◆ **Work required**
Extract the lines that carry the string "未保存图像" from the listing.
-------
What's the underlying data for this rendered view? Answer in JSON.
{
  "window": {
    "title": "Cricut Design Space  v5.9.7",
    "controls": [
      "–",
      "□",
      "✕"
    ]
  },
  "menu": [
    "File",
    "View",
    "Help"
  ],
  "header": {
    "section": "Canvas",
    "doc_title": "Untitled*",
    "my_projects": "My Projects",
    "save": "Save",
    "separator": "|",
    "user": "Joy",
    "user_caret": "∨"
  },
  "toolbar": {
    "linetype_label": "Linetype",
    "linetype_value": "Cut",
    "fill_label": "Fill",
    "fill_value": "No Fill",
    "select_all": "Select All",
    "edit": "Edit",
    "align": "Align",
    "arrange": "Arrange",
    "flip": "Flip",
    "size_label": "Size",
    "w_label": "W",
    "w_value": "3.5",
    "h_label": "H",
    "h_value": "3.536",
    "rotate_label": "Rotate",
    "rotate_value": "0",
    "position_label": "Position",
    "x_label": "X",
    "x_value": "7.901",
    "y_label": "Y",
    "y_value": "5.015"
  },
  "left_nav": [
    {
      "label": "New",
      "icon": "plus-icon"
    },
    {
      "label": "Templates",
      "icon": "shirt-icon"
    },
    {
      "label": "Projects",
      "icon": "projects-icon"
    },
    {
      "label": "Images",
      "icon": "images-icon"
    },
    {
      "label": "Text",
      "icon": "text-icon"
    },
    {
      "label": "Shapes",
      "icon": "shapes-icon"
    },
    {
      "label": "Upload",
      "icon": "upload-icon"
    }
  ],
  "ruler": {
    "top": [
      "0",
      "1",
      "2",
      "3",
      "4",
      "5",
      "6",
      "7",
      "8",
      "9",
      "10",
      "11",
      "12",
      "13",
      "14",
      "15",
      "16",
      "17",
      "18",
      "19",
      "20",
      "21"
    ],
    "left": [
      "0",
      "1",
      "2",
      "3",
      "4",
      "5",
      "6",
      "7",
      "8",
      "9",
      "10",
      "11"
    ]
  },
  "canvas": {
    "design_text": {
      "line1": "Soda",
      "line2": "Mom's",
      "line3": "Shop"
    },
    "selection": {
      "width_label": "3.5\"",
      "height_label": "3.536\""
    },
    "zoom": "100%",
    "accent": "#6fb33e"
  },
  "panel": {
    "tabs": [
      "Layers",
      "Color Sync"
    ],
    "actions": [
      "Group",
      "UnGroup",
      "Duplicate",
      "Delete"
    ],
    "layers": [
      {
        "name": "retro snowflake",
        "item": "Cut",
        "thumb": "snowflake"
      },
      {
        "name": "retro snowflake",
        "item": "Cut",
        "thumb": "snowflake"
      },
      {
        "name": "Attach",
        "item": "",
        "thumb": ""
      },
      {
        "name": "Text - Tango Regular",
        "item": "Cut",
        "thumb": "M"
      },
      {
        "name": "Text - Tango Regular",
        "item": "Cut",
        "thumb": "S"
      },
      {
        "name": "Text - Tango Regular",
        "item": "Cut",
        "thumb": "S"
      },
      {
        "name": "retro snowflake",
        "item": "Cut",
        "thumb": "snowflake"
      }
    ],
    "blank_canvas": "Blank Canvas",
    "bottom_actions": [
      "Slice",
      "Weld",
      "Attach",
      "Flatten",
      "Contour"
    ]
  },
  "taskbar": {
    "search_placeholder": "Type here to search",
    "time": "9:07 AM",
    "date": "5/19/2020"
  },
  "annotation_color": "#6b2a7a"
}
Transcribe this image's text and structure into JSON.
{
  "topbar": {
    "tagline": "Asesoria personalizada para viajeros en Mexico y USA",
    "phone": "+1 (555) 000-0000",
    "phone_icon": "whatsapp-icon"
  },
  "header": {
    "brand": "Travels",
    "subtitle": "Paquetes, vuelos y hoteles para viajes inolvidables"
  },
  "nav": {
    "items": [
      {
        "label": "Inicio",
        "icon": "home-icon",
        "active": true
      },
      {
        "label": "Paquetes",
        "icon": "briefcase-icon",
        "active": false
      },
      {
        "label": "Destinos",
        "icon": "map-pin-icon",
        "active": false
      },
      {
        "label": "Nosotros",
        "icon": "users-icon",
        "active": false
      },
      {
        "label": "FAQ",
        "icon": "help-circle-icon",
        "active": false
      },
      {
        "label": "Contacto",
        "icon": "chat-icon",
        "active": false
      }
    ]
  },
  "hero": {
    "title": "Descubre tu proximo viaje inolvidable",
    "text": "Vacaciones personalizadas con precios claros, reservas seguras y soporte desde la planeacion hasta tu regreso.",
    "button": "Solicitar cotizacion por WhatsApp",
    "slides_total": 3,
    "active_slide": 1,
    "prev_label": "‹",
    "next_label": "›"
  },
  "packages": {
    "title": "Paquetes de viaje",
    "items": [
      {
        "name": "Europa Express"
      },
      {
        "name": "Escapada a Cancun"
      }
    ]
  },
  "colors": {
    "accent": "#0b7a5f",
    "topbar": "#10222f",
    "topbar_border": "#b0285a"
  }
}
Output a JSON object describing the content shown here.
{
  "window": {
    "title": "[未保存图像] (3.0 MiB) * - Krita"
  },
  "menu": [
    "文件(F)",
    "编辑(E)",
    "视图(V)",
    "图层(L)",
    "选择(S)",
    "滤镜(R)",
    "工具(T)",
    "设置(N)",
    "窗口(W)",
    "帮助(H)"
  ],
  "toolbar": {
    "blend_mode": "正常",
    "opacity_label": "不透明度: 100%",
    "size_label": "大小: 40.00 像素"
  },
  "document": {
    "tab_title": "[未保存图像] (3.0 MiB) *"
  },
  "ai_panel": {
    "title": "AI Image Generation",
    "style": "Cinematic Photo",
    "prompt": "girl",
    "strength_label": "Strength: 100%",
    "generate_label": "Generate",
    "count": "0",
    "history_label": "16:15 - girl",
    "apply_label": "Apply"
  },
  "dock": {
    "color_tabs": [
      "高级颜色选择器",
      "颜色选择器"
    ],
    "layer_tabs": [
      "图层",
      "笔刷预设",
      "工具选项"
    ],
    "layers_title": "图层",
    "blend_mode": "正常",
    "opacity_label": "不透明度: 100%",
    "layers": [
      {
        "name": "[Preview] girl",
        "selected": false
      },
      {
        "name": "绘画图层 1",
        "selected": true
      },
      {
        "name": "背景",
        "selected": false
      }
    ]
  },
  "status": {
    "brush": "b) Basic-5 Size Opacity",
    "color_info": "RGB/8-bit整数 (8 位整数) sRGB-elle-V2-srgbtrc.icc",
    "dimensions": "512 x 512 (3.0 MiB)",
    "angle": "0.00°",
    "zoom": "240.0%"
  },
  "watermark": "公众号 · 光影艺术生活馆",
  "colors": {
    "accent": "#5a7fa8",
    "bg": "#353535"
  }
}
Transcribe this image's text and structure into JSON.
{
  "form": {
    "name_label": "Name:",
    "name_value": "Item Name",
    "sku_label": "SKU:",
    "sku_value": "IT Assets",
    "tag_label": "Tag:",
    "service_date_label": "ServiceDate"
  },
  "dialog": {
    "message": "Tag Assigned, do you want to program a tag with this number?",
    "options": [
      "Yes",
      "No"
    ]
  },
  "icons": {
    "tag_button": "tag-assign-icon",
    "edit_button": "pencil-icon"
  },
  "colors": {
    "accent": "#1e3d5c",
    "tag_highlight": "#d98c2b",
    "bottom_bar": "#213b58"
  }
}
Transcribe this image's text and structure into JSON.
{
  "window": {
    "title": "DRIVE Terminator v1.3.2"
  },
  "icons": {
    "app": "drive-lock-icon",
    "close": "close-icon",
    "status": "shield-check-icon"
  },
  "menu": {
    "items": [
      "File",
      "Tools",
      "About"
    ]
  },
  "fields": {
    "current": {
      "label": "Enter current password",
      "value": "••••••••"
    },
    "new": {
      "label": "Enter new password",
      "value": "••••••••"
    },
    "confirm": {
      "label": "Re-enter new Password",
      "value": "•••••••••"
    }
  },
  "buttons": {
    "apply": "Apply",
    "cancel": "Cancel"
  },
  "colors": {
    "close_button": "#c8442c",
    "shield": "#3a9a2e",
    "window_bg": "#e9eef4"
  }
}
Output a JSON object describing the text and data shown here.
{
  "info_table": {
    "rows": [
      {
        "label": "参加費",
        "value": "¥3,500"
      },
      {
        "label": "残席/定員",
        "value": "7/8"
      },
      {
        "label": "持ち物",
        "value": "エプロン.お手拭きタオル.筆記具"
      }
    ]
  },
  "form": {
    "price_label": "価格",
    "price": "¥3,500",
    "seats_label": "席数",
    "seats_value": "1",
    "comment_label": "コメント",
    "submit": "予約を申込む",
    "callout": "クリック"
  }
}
-------
◆ **Task result**
    "title": "[未保存图像] (3.0 MiB) * - Krita"
    "tab_title": "[未保存图像] (3.0 MiB) *"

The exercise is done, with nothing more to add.